## SOURCE
19 May 2023

Digesting the (Not So) Free Lunches of Social Media

‘Dark Patterns’ and Party Autonomy

Popularized by Milton Friedman, it has become common wisdom that “there is no such thing as free lunch.” Social media shows us daily how true this provocative observation remains until today. We are all accustomed to using platforms such as Facebook, Instagram, YouTube and others – seemingly – for free. The ‘conventional’ business model of these platforms focusses on data exploitation, with companies financing themselves via advertising proceeds. There is a recent tendency, however, to pursue direct payments – via ‘freemium’ models (free basic subscription – charges for premium services) or via ‘in-app-sales’, where the customer can pay to get certain additional featur

Academics and lawmakers have turned their attention to business practices surrounding social media and other digital services and have discovered ‘dark patterns’, a term used to identify objectionable conduct by service providers. In response, the potential for new legal action is being considered. While it is obviously worthwhile to explore objectionable business practices in e-commerce and on social media, this contribution suggests that the discourse on ‘dark patterns’ is somewhat sketchy and incomplete – and in need of more specificity.

Background Observations

To approach the discussion on ‘dark patterns’, it is worth noting three general observations, on free elements of services, on the relevance of specific autonomy deficits and on market mechanisms.

‘Gratuitous’ Elements

The aspect of ‘freedom of charge’ is not only non-existent but also legally irrelevant. The commercial quality of everyday digital services is obvious. Everybody knows that providers pursue commercial interests, be it at least through advertising and data exploitation. In consequence, it is not justified to presume lesser customer awareness in such ‘gratuitous’ contexts. In the absence of genuine gratuity, it is clear that providers are not entitled to privileges (liability or otherwise) granted by law to genuinely gratuitous contracts.

Searching for Material Autonomy Deficits

The potential trigger for legal intervention should be the imbalance caused by the algorithmic power of the providers – by their unilateral dominance in terms of access to algorithmic tools. The flipside of this dominance is an inevitable ignorance on the side of the customer, not only of the respective algorithmic tools employed, but also of the potential relevance of these algorithmic tools for their decision-making.

This imbalance is ubiquitous, essentially familiar from conventional commerce and innocuous by itself. It should only be qualified as legally relevant if the algorithm design causes an autonomy deficit by misleading the customer or by exercising undue psychological influence. The autonomy deficit must be material in so far as its significance clearly exceeds that of conventional marketing and promotion tactics.

## DIRECTIVE 1
Edit the records from the first line up to and including the line that contains "field-label: Géopotentiel à", replacing "UI component" with "interface element". Return those lines with nothing else changed.

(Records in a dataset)
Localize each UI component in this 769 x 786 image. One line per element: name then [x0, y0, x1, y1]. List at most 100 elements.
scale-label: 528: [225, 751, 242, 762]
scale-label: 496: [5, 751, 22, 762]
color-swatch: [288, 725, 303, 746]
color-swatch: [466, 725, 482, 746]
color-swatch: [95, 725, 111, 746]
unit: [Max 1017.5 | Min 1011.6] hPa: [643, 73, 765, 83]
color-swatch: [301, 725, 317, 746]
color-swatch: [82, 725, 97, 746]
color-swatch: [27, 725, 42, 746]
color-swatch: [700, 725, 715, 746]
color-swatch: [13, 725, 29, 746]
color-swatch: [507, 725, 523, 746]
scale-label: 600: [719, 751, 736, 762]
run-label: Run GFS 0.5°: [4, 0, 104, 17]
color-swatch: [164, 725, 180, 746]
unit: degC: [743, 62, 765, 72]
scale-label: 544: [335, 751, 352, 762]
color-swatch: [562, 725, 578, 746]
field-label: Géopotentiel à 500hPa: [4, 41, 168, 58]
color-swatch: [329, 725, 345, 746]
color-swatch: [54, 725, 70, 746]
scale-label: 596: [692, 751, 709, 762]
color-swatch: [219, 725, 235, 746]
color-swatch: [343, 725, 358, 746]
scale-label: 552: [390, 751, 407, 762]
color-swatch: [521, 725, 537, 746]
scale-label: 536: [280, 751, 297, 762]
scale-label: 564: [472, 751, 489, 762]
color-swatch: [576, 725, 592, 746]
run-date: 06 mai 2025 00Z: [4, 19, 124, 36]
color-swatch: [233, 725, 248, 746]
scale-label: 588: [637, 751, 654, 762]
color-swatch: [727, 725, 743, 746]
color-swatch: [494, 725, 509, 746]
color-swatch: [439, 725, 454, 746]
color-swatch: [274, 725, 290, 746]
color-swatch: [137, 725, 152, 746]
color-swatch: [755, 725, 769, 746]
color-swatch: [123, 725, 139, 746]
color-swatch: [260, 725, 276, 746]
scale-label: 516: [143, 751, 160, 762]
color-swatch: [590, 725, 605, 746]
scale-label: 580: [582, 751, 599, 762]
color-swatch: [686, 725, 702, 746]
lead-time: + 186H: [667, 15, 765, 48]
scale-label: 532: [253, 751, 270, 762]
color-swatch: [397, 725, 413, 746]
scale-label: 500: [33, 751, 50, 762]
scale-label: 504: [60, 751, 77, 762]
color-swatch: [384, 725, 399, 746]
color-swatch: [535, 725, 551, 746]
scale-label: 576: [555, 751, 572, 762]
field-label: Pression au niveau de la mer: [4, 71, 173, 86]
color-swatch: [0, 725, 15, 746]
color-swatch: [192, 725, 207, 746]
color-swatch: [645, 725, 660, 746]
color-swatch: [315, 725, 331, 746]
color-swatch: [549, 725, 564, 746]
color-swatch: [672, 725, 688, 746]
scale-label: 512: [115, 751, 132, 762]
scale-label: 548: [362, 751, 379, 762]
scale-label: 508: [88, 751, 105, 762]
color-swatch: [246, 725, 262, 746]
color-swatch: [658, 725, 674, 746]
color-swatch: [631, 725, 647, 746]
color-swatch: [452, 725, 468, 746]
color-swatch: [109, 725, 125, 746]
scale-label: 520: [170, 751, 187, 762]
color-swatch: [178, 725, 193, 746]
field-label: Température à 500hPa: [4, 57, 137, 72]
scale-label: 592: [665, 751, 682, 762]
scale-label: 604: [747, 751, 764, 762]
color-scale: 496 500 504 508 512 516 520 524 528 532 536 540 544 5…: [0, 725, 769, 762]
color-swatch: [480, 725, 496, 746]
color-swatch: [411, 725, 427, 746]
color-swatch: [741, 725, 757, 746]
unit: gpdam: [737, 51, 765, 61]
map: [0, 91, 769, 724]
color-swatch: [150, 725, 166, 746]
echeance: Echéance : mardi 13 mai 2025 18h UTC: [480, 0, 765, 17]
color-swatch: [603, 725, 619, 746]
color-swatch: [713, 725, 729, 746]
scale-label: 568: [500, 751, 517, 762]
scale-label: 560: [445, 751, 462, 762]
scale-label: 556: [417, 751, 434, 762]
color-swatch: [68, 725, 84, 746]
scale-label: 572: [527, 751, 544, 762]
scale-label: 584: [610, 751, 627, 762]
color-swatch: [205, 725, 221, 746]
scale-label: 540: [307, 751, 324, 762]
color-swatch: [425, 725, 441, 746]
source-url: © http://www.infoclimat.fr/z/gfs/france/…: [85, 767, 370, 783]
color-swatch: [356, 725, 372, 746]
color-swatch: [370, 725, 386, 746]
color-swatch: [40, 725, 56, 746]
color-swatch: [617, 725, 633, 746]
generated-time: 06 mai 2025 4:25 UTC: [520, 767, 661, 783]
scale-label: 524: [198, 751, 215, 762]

## DIRECTIVE 2
In the essay on social media and dark patterns, turn the paragraph beginning "The aspect of ‘freedom of charge’" into a short bulleted list that keeps its main points.

## EXERCISE ANSWER 1
Localize each interface element in this 769 x 786 image. One line per element: name then [x0, y0, x1, y1]. List at most 100 elements.
scale-label: 528: [225, 751, 242, 762]
scale-label: 496: [5, 751, 22, 762]
color-swatch: [288, 725, 303, 746]
color-swatch: [466, 725, 482, 746]
color-swatch: [95, 725, 111, 746]
unit: [Max 1017.5 | Min 1011.6] hPa: [643, 73, 765, 83]
color-swatch: [301, 725, 317, 746]
color-swatch: [82, 725, 97, 746]
color-swatch: [27, 725, 42, 746]
color-swatch: [700, 725, 715, 746]
color-swatch: [13, 725, 29, 746]
color-swatch: [507, 725, 523, 746]
scale-label: 600: [719, 751, 736, 762]
run-label: Run GFS 0.5°: [4, 0, 104, 17]
color-swatch: [164, 725, 180, 746]
unit: degC: [743, 62, 765, 72]
scale-label: 544: [335, 751, 352, 762]
color-swatch: [562, 725, 578, 746]
field-label: Géopotentiel à 500hPa: [4, 41, 168, 58]

## EXERCISE ANSWER 2
- Everyday digital services are not truly free of charge, and calling them free is legally irrelevant.
- Their commercial character is obvious, since everyone knows providers pursue commercial interests, at least through advertising and data exploitation.
- Customers in these "gratuitous" settings therefore should not be presumed to be less aware.
- Without genuine gratuity, providers are not entitled to the legal privileges, on liability or otherwise, granted to genuinely gratuitous contracts.